● **Given request**: Reproduce each of the rows below word for word, omitting the pictures.

Listings of regions and labels:

━━━━━━━━

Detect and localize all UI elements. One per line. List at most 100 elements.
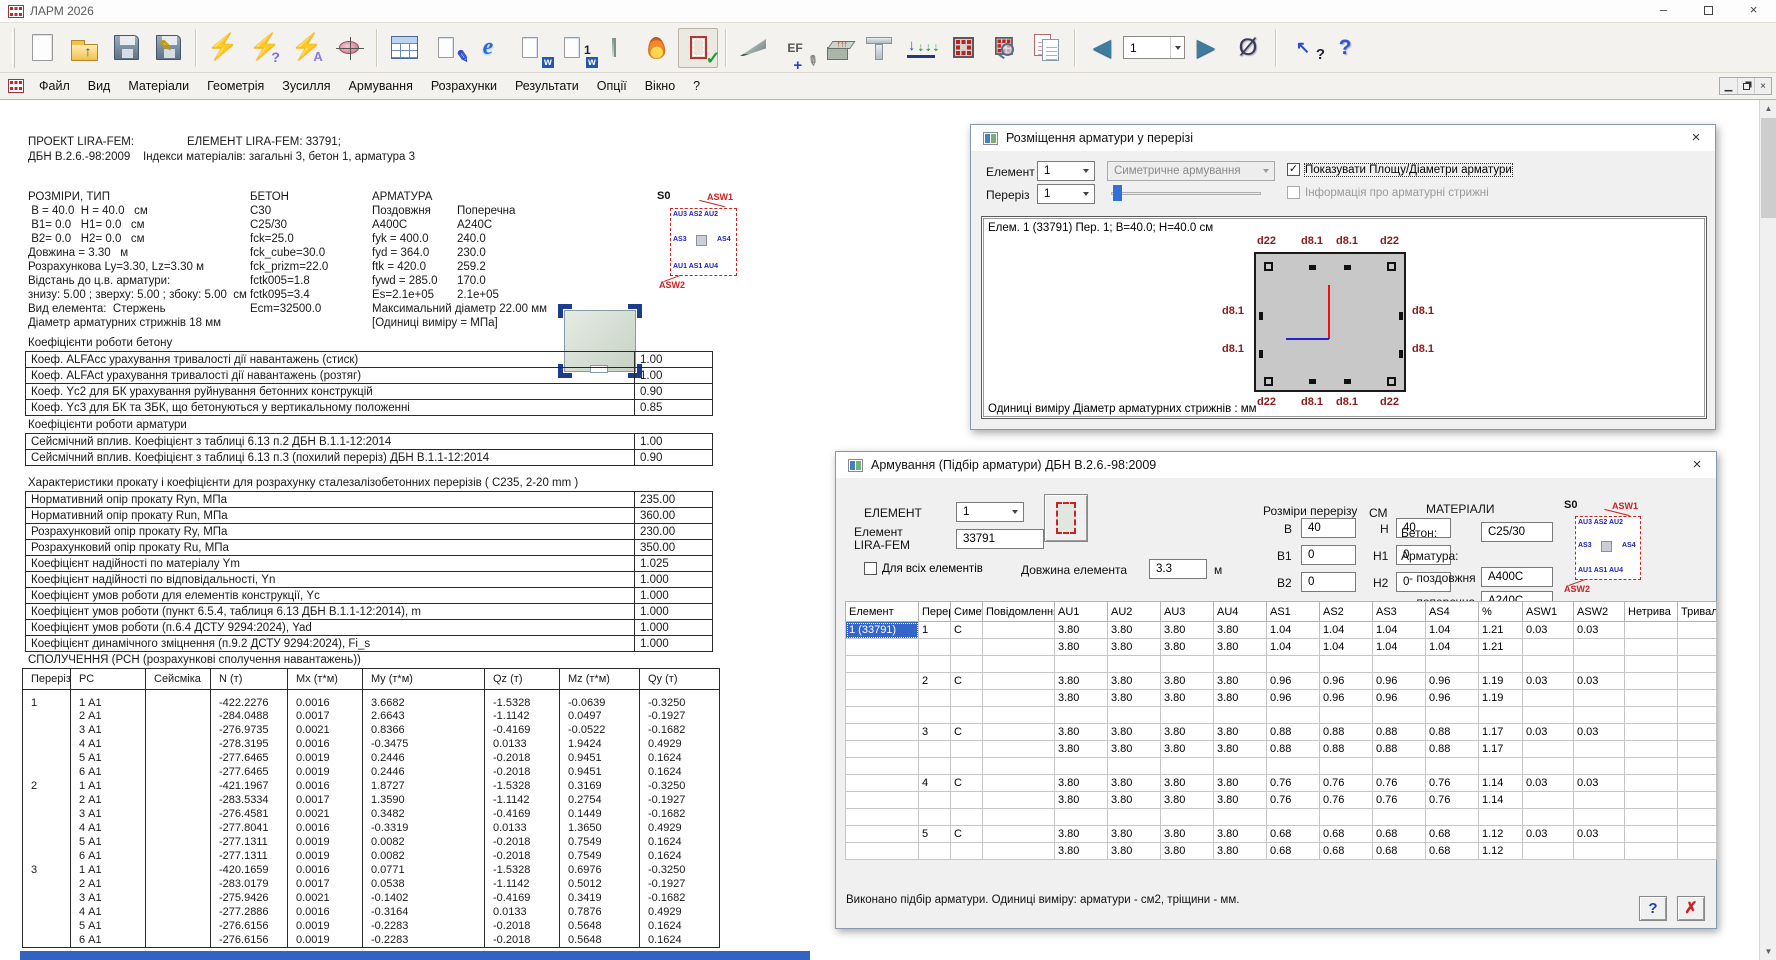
table-cell[interactable] — [1574, 656, 1625, 673]
table-cell[interactable] — [1625, 656, 1678, 673]
table-cell[interactable] — [1574, 707, 1625, 724]
diameter-button[interactable]: Ø — [1228, 28, 1268, 68]
b-field[interactable]: 40 — [1301, 518, 1356, 538]
table-cell[interactable]: 0.03 — [1523, 724, 1574, 741]
table-cell[interactable] — [1161, 707, 1214, 724]
table-cell[interactable]: 0.96 — [1320, 690, 1373, 707]
table-cell[interactable] — [1055, 656, 1108, 673]
table-cell[interactable] — [1373, 707, 1426, 724]
table-row[interactable]: 3.803.803.803.800.880.880.880.881.17 — [846, 741, 1717, 758]
table-cell[interactable] — [919, 792, 951, 809]
menu-item-1[interactable]: Файл — [30, 75, 79, 97]
table-view-button[interactable] — [384, 28, 424, 68]
table-cell[interactable]: 3.80 — [1108, 792, 1161, 809]
table-cell[interactable] — [1678, 724, 1717, 741]
table-cell[interactable]: 3.80 — [1214, 741, 1267, 758]
table-cell[interactable]: 0.88 — [1373, 724, 1426, 741]
length-field[interactable]: 3.3 — [1149, 559, 1207, 579]
table-cell[interactable]: 3.80 — [1055, 622, 1108, 639]
table-cell[interactable]: 0.76 — [1426, 775, 1479, 792]
section-slider[interactable] — [1111, 185, 1263, 201]
table-cell[interactable] — [983, 775, 1055, 792]
table-cell[interactable] — [951, 792, 983, 809]
table-cell[interactable] — [1625, 639, 1678, 656]
show-area-checkbox-label[interactable]: Показувати Площу/Діаметри арматури — [1305, 164, 1512, 176]
table-cell[interactable] — [1523, 707, 1574, 724]
table-cell[interactable]: 1.04 — [1426, 639, 1479, 656]
table-row[interactable]: 3С3.803.803.803.800.880.880.880.881.170.… — [846, 724, 1717, 741]
show-area-checkbox[interactable]: ✓ — [1287, 163, 1300, 176]
table-cell[interactable]: 1 — [919, 622, 951, 639]
menu-item-8[interactable]: Результати — [506, 75, 588, 97]
table-cell[interactable]: 3.80 — [1214, 639, 1267, 656]
placement-dialog-titlebar[interactable]: Розміщення арматури у перерізі — [971, 125, 1715, 151]
table-row[interactable] — [846, 758, 1717, 775]
menu-item-10[interactable]: Вікно — [636, 75, 684, 97]
local-axes-button[interactable] — [329, 28, 369, 68]
table-row[interactable]: 3.803.803.803.801.041.041.041.041.21 — [846, 639, 1717, 656]
table-cell[interactable]: 3.80 — [1161, 826, 1214, 843]
table-cell[interactable]: 0.96 — [1373, 690, 1426, 707]
table-cell[interactable]: 0.96 — [1267, 673, 1320, 690]
minimize-button[interactable]: – — [1641, 0, 1686, 22]
table-cell[interactable] — [1426, 707, 1479, 724]
table-cell[interactable] — [1267, 809, 1320, 826]
reinforcement-close-icon[interactable]: × — [1686, 456, 1708, 473]
table-cell[interactable]: 3.80 — [1161, 639, 1214, 656]
table-cell[interactable] — [1678, 707, 1717, 724]
table-cell[interactable]: 0.88 — [1426, 741, 1479, 758]
table-cell[interactable]: 0.96 — [1267, 690, 1320, 707]
table-cell[interactable]: 3.80 — [1108, 741, 1161, 758]
table-cell[interactable] — [1625, 758, 1678, 775]
table-cell[interactable] — [1678, 843, 1717, 860]
table-cell[interactable] — [1523, 690, 1574, 707]
table-cell[interactable] — [1574, 741, 1625, 758]
table-row[interactable] — [846, 656, 1717, 673]
table-cell[interactable]: 0.76 — [1320, 792, 1373, 809]
table-cell[interactable]: 0.68 — [1373, 826, 1426, 843]
table-cell[interactable]: 3.80 — [1055, 775, 1108, 792]
table-cell[interactable] — [1479, 809, 1523, 826]
table-cell[interactable] — [919, 707, 951, 724]
b2-field[interactable]: 0 — [1301, 572, 1356, 592]
element-number-combo[interactable]: 1 — [956, 502, 1024, 522]
table-cell[interactable]: 3.80 — [1214, 622, 1267, 639]
table-cell[interactable]: 0.68 — [1267, 826, 1320, 843]
help-button[interactable]: ? — [1325, 28, 1365, 68]
table-row[interactable]: 1 (33791)1С3.803.803.803.801.041.041.041… — [846, 622, 1717, 639]
report-button[interactable]: ✎ — [426, 28, 466, 68]
context-help-button[interactable]: ↖? — [1283, 28, 1323, 68]
table-cell[interactable]: 3.80 — [1161, 792, 1214, 809]
table-cell[interactable]: 5 — [919, 826, 951, 843]
table-cell[interactable]: 3.80 — [1214, 673, 1267, 690]
red-section-button[interactable] — [943, 28, 983, 68]
toolbar-handle[interactable] — [12, 28, 15, 68]
table-cell[interactable] — [1625, 792, 1678, 809]
open-document-button[interactable]: ↑ — [64, 28, 104, 68]
table-cell[interactable] — [846, 656, 919, 673]
reinforcement-dialog-titlebar[interactable]: Армування (Підбір арматури) ДБН В.2.6.-9… — [836, 452, 1716, 478]
table-cell[interactable] — [1320, 809, 1373, 826]
table-cell[interactable]: 1.14 — [1479, 792, 1523, 809]
table-cell[interactable]: 0.76 — [1267, 792, 1320, 809]
table-cell[interactable] — [1523, 741, 1574, 758]
table-cell[interactable]: 3.80 — [1161, 843, 1214, 860]
table-cell[interactable] — [1214, 707, 1267, 724]
table-cell[interactable] — [846, 809, 919, 826]
table-cell[interactable]: 0.68 — [1426, 843, 1479, 860]
table-cell[interactable] — [1055, 809, 1108, 826]
table-cell[interactable] — [846, 775, 919, 792]
table-cell[interactable]: 0.88 — [1373, 741, 1426, 758]
table-cell[interactable]: 3.80 — [1055, 673, 1108, 690]
table-cell[interactable] — [1574, 792, 1625, 809]
table-cell[interactable] — [1161, 758, 1214, 775]
table-cell[interactable]: 1.04 — [1267, 622, 1320, 639]
table-cell[interactable] — [1523, 809, 1574, 826]
table-cell[interactable]: 1.04 — [1320, 639, 1373, 656]
table-cell[interactable]: 3.80 — [1214, 724, 1267, 741]
table-cell[interactable] — [846, 843, 919, 860]
table-cell[interactable]: 3.80 — [1055, 741, 1108, 758]
table-cell[interactable] — [983, 809, 1055, 826]
table-cell[interactable]: 1.17 — [1479, 724, 1523, 741]
menu-item-3[interactable]: Матеріали — [119, 75, 198, 97]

━━━━━━━━

● **Task solution**:
Detect and localize all UI elements. One per line. List at most 100 elements.
table-cell[interactable] — [1574, 656, 1625, 673]
table-cell[interactable] — [1625, 656, 1678, 673]
table-cell[interactable] — [1574, 707, 1625, 724]
diameter-button[interactable]: Ø — [1228, 28, 1268, 68]
b-field[interactable]: 40 — [1301, 518, 1356, 538]
table-cell[interactable]: 0.03 — [1523, 724, 1574, 741]
table-cell[interactable] — [1161, 707, 1214, 724]
table-cell[interactable]: 0.96 — [1320, 690, 1373, 707]
table-cell[interactable] — [1055, 656, 1108, 673]
table-cell[interactable] — [1373, 707, 1426, 724]
table-row[interactable]: 3.803.803.803.800.880.880.880.881.17 — [846, 741, 1717, 758]
table-cell[interactable] — [919, 792, 951, 809]
menu-item-1[interactable]: Файл — [30, 75, 79, 97]
table-view-button[interactable] — [384, 28, 424, 68]
table-cell[interactable]: 3.80 — [1108, 792, 1161, 809]
table-cell[interactable] — [1678, 724, 1717, 741]
table-cell[interactable]: 3.80 — [1214, 741, 1267, 758]
table-cell[interactable]: 0.88 — [1373, 724, 1426, 741]
length-field[interactable]: 3.3 — [1149, 559, 1207, 579]
table-cell[interactable]: 3.80 — [1055, 622, 1108, 639]
table-cell[interactable]: 0.76 — [1426, 775, 1479, 792]
section-slider[interactable] — [1111, 185, 1263, 201]
table-cell[interactable] — [983, 775, 1055, 792]
table-cell[interactable] — [951, 792, 983, 809]
table-cell[interactable] — [1625, 639, 1678, 656]
show-area-checkbox-label[interactable]: Показувати Площу/Діаметри арматури — [1305, 164, 1512, 176]
table-cell[interactable] — [1523, 707, 1574, 724]
table-cell[interactable]: 1.04 — [1426, 639, 1479, 656]
table-row[interactable]: 3С3.803.803.803.800.880.880.880.881.170.… — [846, 724, 1717, 741]
show-area-checkbox[interactable]: ✓ — [1287, 163, 1300, 176]
table-cell[interactable]: 1 — [919, 622, 951, 639]
menu-item-8[interactable]: Результати — [506, 75, 588, 97]
table-cell[interactable]: 3.80 — [1214, 639, 1267, 656]
placement-dialog-titlebar[interactable]: Розміщення арматури у перерізі — [971, 125, 1715, 151]
table-row[interactable] — [846, 758, 1717, 775]
menu-item-10[interactable]: Вікно — [636, 75, 684, 97]
local-axes-button[interactable] — [329, 28, 369, 68]
table-row[interactable]: 3.803.803.803.801.041.041.041.041.21 — [846, 639, 1717, 656]
table-cell[interactable]: 3.80 — [1161, 826, 1214, 843]
table-cell[interactable]: 0.96 — [1373, 690, 1426, 707]
table-cell[interactable]: 0.96 — [1267, 673, 1320, 690]
minimize-button[interactable]: – — [1641, 0, 1686, 22]
table-cell[interactable] — [1426, 707, 1479, 724]
table-cell[interactable] — [1267, 809, 1320, 826]
reinforcement-close-icon[interactable]: × — [1686, 456, 1708, 473]
table-cell[interactable]: 3.80 — [1161, 639, 1214, 656]
table-cell[interactable] — [1678, 707, 1717, 724]
table-cell[interactable]: 0.88 — [1426, 741, 1479, 758]
table-cell[interactable]: 0.96 — [1267, 690, 1320, 707]
table-cell[interactable]: 3.80 — [1108, 741, 1161, 758]
table-cell[interactable] — [1625, 758, 1678, 775]
table-cell[interactable] — [1678, 843, 1717, 860]
table-cell[interactable] — [1523, 690, 1574, 707]
table-cell[interactable] — [1574, 741, 1625, 758]
table-row[interactable] — [846, 656, 1717, 673]
table-cell[interactable]: 0.76 — [1320, 792, 1373, 809]
table-cell[interactable]: 0.68 — [1373, 826, 1426, 843]
table-cell[interactable]: 3.80 — [1055, 775, 1108, 792]
table-cell[interactable] — [1479, 809, 1523, 826]
table-cell[interactable] — [919, 707, 951, 724]
b2-field[interactable]: 0 — [1301, 572, 1356, 592]
element-number-combo[interactable]: 1 — [956, 502, 1024, 522]
table-cell[interactable]: 3.80 — [1214, 622, 1267, 639]
table-cell[interactable]: 0.68 — [1267, 826, 1320, 843]
help-button[interactable]: ? — [1325, 28, 1365, 68]
table-row[interactable]: 1 (33791)1С3.803.803.803.801.041.041.041… — [846, 622, 1717, 639]
report-button[interactable]: ✎ — [426, 28, 466, 68]
context-help-button[interactable]: ↖? — [1283, 28, 1323, 68]
table-cell[interactable]: 3.80 — [1161, 792, 1214, 809]
table-cell[interactable]: 5 — [919, 826, 951, 843]
table-cell[interactable]: 3.80 — [1214, 673, 1267, 690]
red-section-button[interactable] — [943, 28, 983, 68]
toolbar-handle[interactable] — [12, 28, 15, 68]
table-cell[interactable] — [1625, 792, 1678, 809]
open-document-button[interactable]: ↑ — [64, 28, 104, 68]
table-cell[interactable] — [846, 656, 919, 673]
reinforcement-dialog-titlebar[interactable]: Армування (Підбір арматури) ДБН В.2.6.-9… — [836, 452, 1716, 478]
table-cell[interactable] — [1320, 809, 1373, 826]
table-cell[interactable]: 1.14 — [1479, 792, 1523, 809]
table-cell[interactable]: 0.76 — [1267, 792, 1320, 809]
table-cell[interactable] — [1523, 741, 1574, 758]
table-cell[interactable]: 3.80 — [1161, 843, 1214, 860]
table-cell[interactable] — [1214, 707, 1267, 724]
table-cell[interactable] — [846, 809, 919, 826]
table-cell[interactable]: 0.68 — [1426, 843, 1479, 860]
table-cell[interactable] — [1055, 809, 1108, 826]
table-cell[interactable] — [846, 775, 919, 792]
table-cell[interactable]: 0.88 — [1373, 741, 1426, 758]
table-cell[interactable]: 3.80 — [1055, 673, 1108, 690]
table-cell[interactable] — [1574, 792, 1625, 809]
table-cell[interactable] — [1161, 758, 1214, 775]
table-cell[interactable]: 1.04 — [1267, 622, 1320, 639]
table-cell[interactable] — [1523, 809, 1574, 826]
table-cell[interactable]: 1.04 — [1320, 639, 1373, 656]
table-cell[interactable]: 3.80 — [1214, 724, 1267, 741]
table-cell[interactable] — [846, 843, 919, 860]
table-cell[interactable]: 3.80 — [1055, 741, 1108, 758]
table-cell[interactable] — [983, 809, 1055, 826]
table-cell[interactable]: 1.17 — [1479, 724, 1523, 741]
menu-item-3[interactable]: Матеріали — [119, 75, 198, 97]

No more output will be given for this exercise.